>> Begin Provided material

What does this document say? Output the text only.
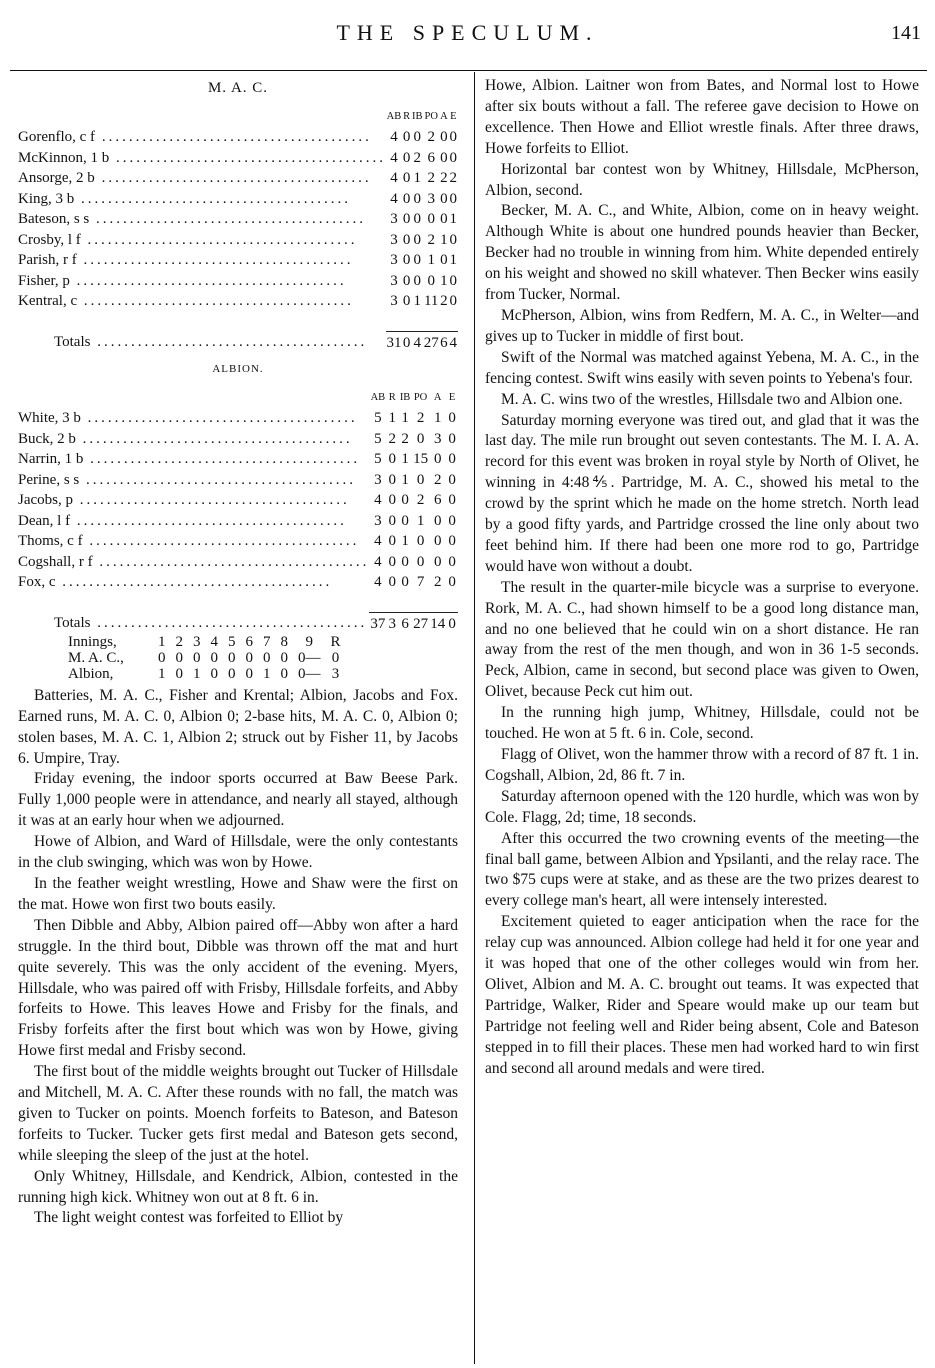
THE SPECULUM.	141
M. A. C.
	AB	R	IB	PO	A	E
Gorenflo, c f ........................................	4	0	0	2	0	0
McKinnon, 1 b ........................................	4	0	2	6	0	0
Ansorge, 2 b ........................................	4	0	1	2	2	2
King, 3 b ........................................	4	0	0	3	0	0
Bateson, s s ........................................	3	0	0	0	0	1
Crosby, l f ........................................	3	0	0	2	1	0
Parish, r f ........................................	3	0	0	1	0	1
Fisher, p ........................................	3	0	0	0	1	0
Kentral, c ........................................	3	0	1	11	2	0

Totals ........................................	31	0	4	27	6	4
ALBION.
	AB	R	IB	PO	A	E
White, 3 b ........................................	5	1	1	2	1	0
Buck, 2 b ........................................	5	2	2	0	3	0
Narrin, 1 b ........................................	5	0	1	15	0	0
Perine, s s ........................................	3	0	1	0	2	0
Jacobs, p ........................................	4	0	0	2	6	0
Dean, l f ........................................	3	0	0	1	0	0
Thoms, c f ........................................	4	0	1	0	0	0
Cogshall, r f ........................................	4	0	0	0	0	0
Fox, c ........................................	4	0	0	7	2	0

Totals ........................................	37	3	6	27	14	0
Innings,	1	2	3	4	5	6	7	8	9	R
M. A. C.,	0	0	0	0	0	0	0	0	0—	0
Albion,	1	0	1	0	0	0	1	0	0—	3

Batteries, M. A. C., Fisher and Krental; Albion, Jacobs and Fox. Earned runs, M. A. C. 0, Albion 0; 2-base hits, M. A. C. 0, Albion 0; stolen bases, M. A. C. 1, Albion 2; struck out by Fisher 11, by Jacobs 6. Umpire, Tray.

Friday evening, the indoor sports occurred at Baw Beese Park. Fully 1,000 people were in attendance, and nearly all stayed, although it was at an early hour when we adjourned.

Howe of Albion, and Ward of Hillsdale, were the only contestants in the club swinging, which was won by Howe.

In the feather weight wrestling, Howe and Shaw were the first on the mat. Howe won first two bouts easily.

Then Dibble and Abby, Albion paired off—Abby won after a hard struggle. In the third bout, Dibble was thrown off the mat and hurt quite severely. This was the only accident of the evening. Myers, Hillsdale, who was paired off with Frisby, Hillsdale forfeits, and Abby forfeits to Howe. This leaves Howe and Frisby for the finals, and Frisby forfeits after the first bout which was won by Howe, giving Howe first medal and Frisby second.

The first bout of the middle weights brought out Tucker of Hillsdale and Mitchell, M. A. C. After these rounds with no fall, the match was given to Tucker on points. Moench forfeits to Bateson, and Bateson forfeits to Tucker. Tucker gets first medal and Bateson gets second, while sleeping the sleep of the just at the hotel.

Only Whitney, Hillsdale, and Kendrick, Albion, contested in the running high kick. Whitney won out at 8 ft. 6 in.

The light weight contest was forfeited to Elliot by

Howe, Albion. Laitner won from Bates, and Normal lost to Howe after six bouts without a fall. The referee gave decision to Howe on excellence. Then Howe and Elliot wrestle finals. After three draws, Howe forfeits to Elliot.

Horizontal bar contest won by Whitney, Hillsdale, McPherson, Albion, second.

Becker, M. A. C., and White, Albion, come on in heavy weight. Although White is about one hundred pounds heavier than Becker, Becker had no trouble in winning from him. White depended entirely on his weight and showed no skill whatever. Then Becker wins easily from Tucker, Normal.

McPherson, Albion, wins from Redfern, M. A. C., in Welter—and gives up to Tucker in middle of first bout.

Swift of the Normal was matched against Yebena, M. A. C., in the fencing contest. Swift wins easily with seven points to Yebena's four.

M. A. C. wins two of the wrestles, Hillsdale two and Albion one.

Saturday morning everyone was tired out, and glad that it was the last day. The mile run brought out seven contestants. The M. I. A. A. record for this event was broken in royal style by North of Olivet, he winning in 4:48⅘. Partridge, M. A. C., showed his metal to the crowd by the sprint which he made on the home stretch. North lead by a good fifty yards, and Partridge crossed the line only about two feet behind him. If there had been one more rod to go, Partridge would have won without a doubt.

The result in the quarter-mile bicycle was a surprise to everyone. Rork, M. A. C., had shown himself to be a good long distance man, and no one believed that he could win on a short distance. He ran away from the rest of the men though, and won in 36 1-5 seconds. Peck, Albion, came in second, but second place was given to Owen, Olivet, because Peck cut him out.

In the running high jump, Whitney, Hillsdale, could not be touched. He won at 5 ft. 6 in. Cole, second.

Flagg of Olivet, won the hammer throw with a record of 87 ft. 1 in. Cogshall, Albion, 2d, 86 ft. 7 in.

Saturday afternoon opened with the 120 hurdle, which was won by Cole. Flagg, 2d; time, 18 seconds.

After this occurred the two crowning events of the meeting—the final ball game, between Albion and Ypsilanti, and the relay race. The two $75 cups were at stake, and as these are the two prizes dearest to every college man's heart, all were intensely interested.

Excitement quieted to eager anticipation when the race for the relay cup was announced. Albion college had held it for one year and it was hoped that one of the other colleges would win from her. Olivet, Albion and M. A. C. brought out teams. It was expected that Partridge, Walker, Rider and Speare would make up our team but Partridge not feeling well and Rider being absent, Cole and Bateson stepped in to fill their places. These men had worked hard to win first and second all around medals and were tired.
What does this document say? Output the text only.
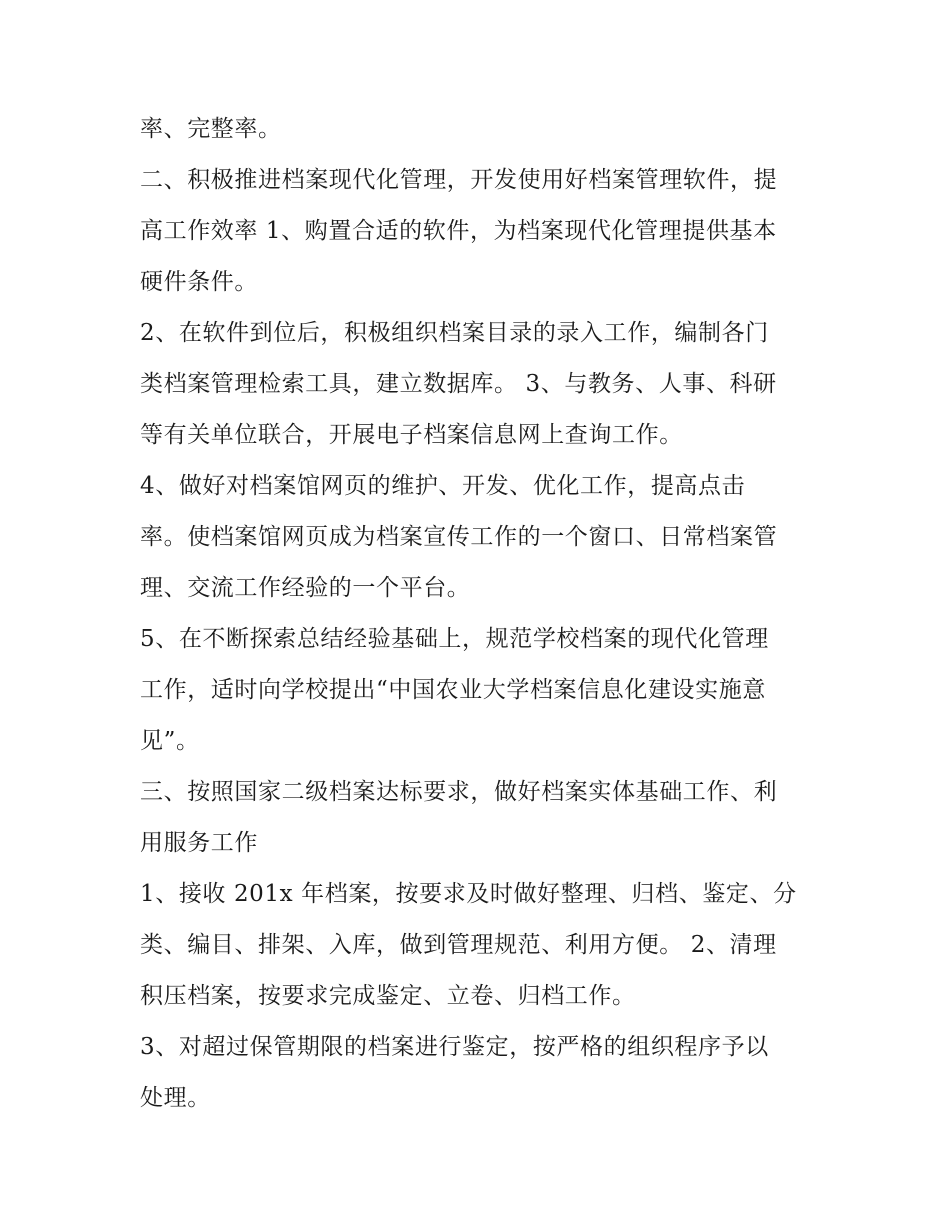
率、完整率。
二、积极推进档案现代化管理，开发使用好档案管理软件，提
高工作效率 1、购置合适的软件，为档案现代化管理提供基本
硬件条件。
2、在软件到位后，积极组织档案目录的录入工作，编制各门
类档案管理检索工具，建立数据库。 3、与教务、人事、科研
等有关单位联合，开展电子档案信息网上查询工作。
4、做好对档案馆网页的维护、开发、优化工作，提高点击
率。使档案馆网页成为档案宣传工作的一个窗口、日常档案管
理、交流工作经验的一个平台。
5、在不断探索总结经验基础上，规范学校档案的现代化管理
工作，适时向学校提出“中国农业大学档案信息化建设实施意
见”。
三、按照国家二级档案达标要求，做好档案实体基础工作、利
用服务工作
1、接收 201x 年档案，按要求及时做好整理、归档、鉴定、分
类、编目、排架、入库，做到管理规范、利用方便。 2、清理
积压档案，按要求完成鉴定、立卷、归档工作。
3、对超过保管期限的档案进行鉴定，按严格的组织程序予以
处理。
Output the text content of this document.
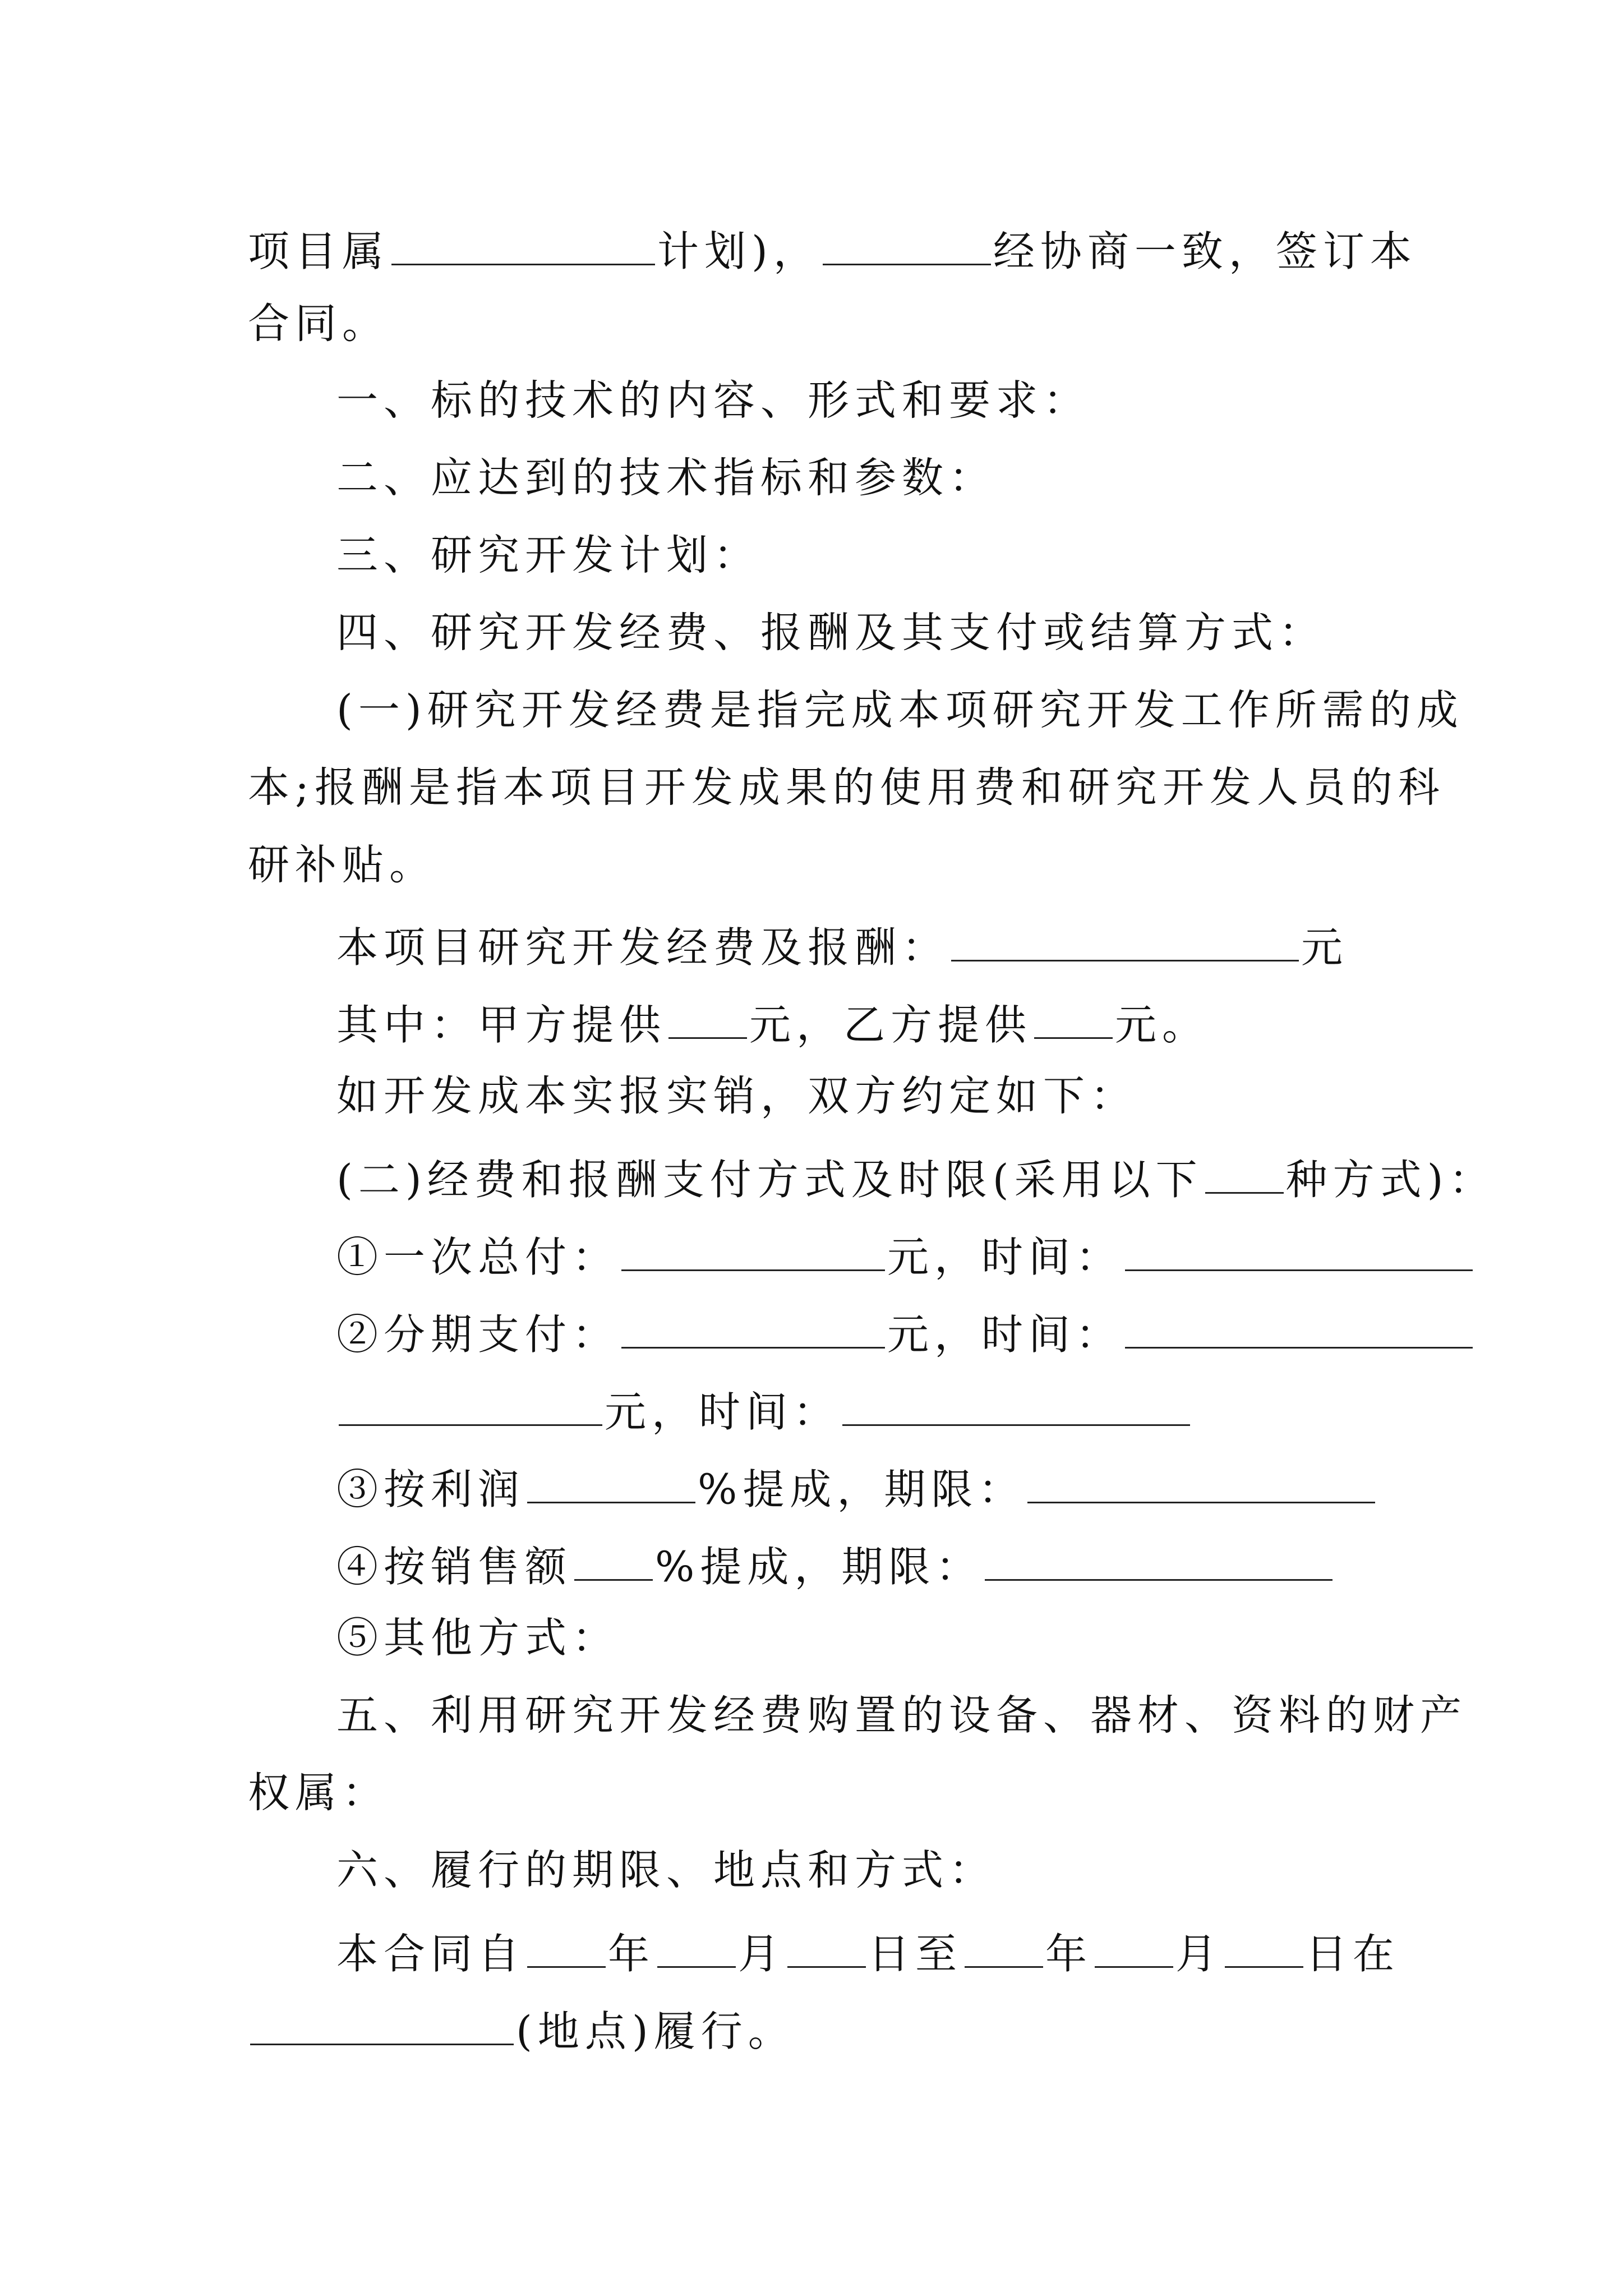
项目属	计划)，	经协商一致，签订本
合同。
一、标的技术的内容、形式和要求：
二、应达到的技术指标和参数：
三、研究开发计划：
四、研究开发经费、报酬及其支付或结算方式：
(一)研究开发经费是指完成本项研究开发工作所需的成
本;报酬是指本项目开发成果的使用费和研究开发人员的科
研补贴。
本项目研究开发经费及报酬：	元
其中：甲方提供 元，乙方提供 元。
如开发成本实报实销，双方约定如下：
(二)经费和报酬支付方式及时限(采用以下 种方式)：
①一次总付：	元，时间：
②分期支付：	元，时间：
元，时间：
③按利润	%提成，期限：
④按销售额 %提成，期限：
⑤其他方式：
五、利用研究开发经费购置的设备、器材、资料的财产
权属：
六、履行的期限、地点和方式：
本合同自 年 月 日至 年 月 日在
(地点)履行。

>> End Provided material

Do this – Drop the pictures, then write out only the lines running from the one containing "Output the text content of this document." through the last line above, both included, exactly.

Full answer –
Output the text content of this document.
项目属	计划)，	经协商一致，签订本
合同。
一、标的技术的内容、形式和要求：
二、应达到的技术指标和参数：
三、研究开发计划：
四、研究开发经费、报酬及其支付或结算方式：
(一)研究开发经费是指完成本项研究开发工作所需的成
本;报酬是指本项目开发成果的使用费和研究开发人员的科
研补贴。
本项目研究开发经费及报酬：	元
其中：甲方提供 元，乙方提供 元。
如开发成本实报实销，双方约定如下：
(二)经费和报酬支付方式及时限(采用以下 种方式)：
①一次总付：	元，时间：
②分期支付：	元，时间：
元，时间：
③按利润	%提成，期限：
④按销售额 %提成，期限：
⑤其他方式：
五、利用研究开发经费购置的设备、器材、资料的财产
权属：
六、履行的期限、地点和方式：
本合同自 年 月 日至 年 月 日在
(地点)履行。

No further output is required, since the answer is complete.